■ TASK ■
Show all lines that include the string "color"; copy each one.

+++ INPUT ROWS +++

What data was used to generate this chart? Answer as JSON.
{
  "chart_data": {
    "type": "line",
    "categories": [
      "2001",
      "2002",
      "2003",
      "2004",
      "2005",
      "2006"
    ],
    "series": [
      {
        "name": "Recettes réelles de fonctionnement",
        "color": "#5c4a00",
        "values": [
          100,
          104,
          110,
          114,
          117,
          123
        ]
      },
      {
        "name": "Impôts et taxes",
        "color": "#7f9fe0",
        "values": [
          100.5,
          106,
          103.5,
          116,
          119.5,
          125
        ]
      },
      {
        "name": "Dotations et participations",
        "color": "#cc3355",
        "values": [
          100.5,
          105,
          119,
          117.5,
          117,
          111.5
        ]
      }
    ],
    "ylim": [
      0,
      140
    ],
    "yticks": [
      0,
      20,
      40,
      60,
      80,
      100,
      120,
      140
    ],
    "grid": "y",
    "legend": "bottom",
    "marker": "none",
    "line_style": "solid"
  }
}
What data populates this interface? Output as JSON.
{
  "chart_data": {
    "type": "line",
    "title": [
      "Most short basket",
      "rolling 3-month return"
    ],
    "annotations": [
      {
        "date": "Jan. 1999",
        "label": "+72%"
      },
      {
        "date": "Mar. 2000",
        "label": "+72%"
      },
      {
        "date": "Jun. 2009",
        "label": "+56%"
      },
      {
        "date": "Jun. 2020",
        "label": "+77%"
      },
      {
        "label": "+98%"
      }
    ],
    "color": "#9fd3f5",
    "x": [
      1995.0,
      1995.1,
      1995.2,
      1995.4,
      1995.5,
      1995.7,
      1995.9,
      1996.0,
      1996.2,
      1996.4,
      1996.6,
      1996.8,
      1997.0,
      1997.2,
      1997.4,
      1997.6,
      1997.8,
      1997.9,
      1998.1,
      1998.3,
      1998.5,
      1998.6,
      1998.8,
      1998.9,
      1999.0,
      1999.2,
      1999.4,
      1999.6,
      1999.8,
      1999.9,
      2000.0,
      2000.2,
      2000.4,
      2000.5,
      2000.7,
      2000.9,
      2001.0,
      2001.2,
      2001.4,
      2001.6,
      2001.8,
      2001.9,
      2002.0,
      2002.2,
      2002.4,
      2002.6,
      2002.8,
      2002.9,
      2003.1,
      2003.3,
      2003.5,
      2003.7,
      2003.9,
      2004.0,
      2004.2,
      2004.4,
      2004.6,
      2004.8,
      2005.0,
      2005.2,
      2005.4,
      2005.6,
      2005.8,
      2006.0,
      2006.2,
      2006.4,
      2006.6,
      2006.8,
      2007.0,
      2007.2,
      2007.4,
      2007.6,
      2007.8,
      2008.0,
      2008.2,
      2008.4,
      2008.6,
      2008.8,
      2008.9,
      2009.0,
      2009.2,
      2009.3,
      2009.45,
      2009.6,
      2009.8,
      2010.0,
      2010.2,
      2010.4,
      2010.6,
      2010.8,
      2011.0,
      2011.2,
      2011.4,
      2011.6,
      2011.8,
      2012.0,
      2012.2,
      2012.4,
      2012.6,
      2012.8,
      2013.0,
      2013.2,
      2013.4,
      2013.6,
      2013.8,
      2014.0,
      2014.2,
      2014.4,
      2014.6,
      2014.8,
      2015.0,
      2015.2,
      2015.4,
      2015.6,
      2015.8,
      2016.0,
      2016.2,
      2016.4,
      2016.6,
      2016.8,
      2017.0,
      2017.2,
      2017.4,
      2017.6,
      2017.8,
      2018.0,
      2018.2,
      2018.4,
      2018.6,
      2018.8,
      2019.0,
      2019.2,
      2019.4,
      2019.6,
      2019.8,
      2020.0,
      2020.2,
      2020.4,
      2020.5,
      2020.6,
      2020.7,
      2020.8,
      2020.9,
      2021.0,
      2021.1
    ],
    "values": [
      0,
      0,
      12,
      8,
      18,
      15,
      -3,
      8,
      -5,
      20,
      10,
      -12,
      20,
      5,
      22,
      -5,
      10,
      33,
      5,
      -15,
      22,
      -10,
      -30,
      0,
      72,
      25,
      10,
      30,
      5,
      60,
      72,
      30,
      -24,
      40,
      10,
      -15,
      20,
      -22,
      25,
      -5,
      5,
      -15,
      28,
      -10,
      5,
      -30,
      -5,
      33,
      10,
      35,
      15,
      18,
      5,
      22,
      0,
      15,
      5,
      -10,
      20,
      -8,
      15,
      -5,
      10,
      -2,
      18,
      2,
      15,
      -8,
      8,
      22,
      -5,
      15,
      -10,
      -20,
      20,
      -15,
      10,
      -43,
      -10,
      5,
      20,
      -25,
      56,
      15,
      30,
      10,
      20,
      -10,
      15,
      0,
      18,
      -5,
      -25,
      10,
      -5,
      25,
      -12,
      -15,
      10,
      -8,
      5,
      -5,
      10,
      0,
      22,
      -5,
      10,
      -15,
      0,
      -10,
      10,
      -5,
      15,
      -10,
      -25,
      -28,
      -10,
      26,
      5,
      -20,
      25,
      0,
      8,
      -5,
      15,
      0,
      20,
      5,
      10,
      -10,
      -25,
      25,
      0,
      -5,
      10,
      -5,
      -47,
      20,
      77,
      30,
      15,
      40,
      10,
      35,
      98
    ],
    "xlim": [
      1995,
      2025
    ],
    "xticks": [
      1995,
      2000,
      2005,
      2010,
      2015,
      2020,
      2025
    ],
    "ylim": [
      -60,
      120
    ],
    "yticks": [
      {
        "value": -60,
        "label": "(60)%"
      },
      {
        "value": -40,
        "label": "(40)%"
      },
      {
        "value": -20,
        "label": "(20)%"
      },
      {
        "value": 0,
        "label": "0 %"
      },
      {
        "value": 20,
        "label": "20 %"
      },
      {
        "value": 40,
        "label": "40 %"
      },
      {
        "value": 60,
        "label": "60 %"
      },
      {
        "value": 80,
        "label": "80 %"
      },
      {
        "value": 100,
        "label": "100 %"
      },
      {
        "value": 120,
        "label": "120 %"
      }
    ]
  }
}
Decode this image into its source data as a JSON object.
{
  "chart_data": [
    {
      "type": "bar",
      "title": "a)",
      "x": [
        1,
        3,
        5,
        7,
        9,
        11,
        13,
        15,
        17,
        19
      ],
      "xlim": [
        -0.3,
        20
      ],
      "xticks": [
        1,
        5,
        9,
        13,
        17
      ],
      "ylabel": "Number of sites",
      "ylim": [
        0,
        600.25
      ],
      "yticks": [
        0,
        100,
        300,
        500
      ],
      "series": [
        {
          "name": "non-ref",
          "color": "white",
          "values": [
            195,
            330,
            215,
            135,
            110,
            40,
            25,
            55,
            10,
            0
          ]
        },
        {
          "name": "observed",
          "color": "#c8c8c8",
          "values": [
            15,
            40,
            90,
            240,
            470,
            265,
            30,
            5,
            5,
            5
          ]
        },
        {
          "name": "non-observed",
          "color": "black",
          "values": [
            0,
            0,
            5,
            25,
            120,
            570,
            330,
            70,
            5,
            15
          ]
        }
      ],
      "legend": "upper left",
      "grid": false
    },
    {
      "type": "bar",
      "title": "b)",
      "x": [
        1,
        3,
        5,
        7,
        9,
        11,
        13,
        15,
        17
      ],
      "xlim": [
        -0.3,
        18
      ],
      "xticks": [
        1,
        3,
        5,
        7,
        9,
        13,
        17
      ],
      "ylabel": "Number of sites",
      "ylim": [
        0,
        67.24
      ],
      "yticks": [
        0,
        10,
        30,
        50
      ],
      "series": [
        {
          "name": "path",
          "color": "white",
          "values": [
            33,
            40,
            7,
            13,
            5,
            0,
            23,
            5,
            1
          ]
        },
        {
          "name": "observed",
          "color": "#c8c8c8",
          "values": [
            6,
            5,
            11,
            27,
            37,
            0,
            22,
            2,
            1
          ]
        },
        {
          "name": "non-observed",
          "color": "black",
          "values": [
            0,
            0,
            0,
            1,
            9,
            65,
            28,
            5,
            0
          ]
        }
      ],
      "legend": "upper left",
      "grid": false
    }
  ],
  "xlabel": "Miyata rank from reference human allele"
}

+++

■ WRITTEN RESPONSE ■
        "color": "#5c4a00",
        "color": "#7f9fe0",
        "color": "#cc3355",
    "color": "#9fd3f5",
          "color": "white",
          "color": "#c8c8c8",
          "color": "black",
          "color": "white",
          "color": "#c8c8c8",
          "color": "black",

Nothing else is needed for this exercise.